» **Given problem**
Look through the lines below and extract each one that contains "siyosatning".

» **Information shown**
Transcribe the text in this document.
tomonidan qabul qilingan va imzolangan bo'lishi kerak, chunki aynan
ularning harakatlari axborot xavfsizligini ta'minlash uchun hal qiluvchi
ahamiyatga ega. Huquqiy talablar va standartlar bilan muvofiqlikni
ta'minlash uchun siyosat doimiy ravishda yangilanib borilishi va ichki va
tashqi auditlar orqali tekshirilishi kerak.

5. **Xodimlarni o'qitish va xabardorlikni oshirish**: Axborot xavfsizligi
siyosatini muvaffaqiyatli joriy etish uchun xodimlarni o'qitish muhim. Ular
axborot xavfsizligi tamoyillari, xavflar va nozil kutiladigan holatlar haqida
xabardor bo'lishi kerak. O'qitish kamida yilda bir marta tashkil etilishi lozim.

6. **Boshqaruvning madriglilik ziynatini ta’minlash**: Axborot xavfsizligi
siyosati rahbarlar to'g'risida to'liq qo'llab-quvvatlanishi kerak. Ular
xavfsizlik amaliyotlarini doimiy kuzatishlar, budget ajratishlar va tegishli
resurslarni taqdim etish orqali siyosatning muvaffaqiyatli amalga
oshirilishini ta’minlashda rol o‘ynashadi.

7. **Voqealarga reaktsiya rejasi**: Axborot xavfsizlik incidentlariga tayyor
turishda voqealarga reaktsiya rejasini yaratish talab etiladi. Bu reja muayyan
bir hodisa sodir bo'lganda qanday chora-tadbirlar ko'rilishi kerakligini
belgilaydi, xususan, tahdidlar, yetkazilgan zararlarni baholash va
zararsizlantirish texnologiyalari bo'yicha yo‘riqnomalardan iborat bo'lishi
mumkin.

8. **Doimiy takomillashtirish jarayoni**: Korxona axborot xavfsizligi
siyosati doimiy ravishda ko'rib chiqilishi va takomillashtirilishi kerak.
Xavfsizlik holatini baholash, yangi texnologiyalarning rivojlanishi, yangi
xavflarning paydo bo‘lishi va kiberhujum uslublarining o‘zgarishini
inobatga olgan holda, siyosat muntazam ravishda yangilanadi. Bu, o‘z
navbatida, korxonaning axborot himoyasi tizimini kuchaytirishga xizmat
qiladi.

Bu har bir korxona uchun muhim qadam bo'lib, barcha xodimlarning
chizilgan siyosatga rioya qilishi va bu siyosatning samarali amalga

» **Response to this task**
resurslarni taqdim etish orqali siyosatning muvaffaqiyatli amalga
chizilgan siyosatga rioya qilishi va bu siyosatning samarali amalga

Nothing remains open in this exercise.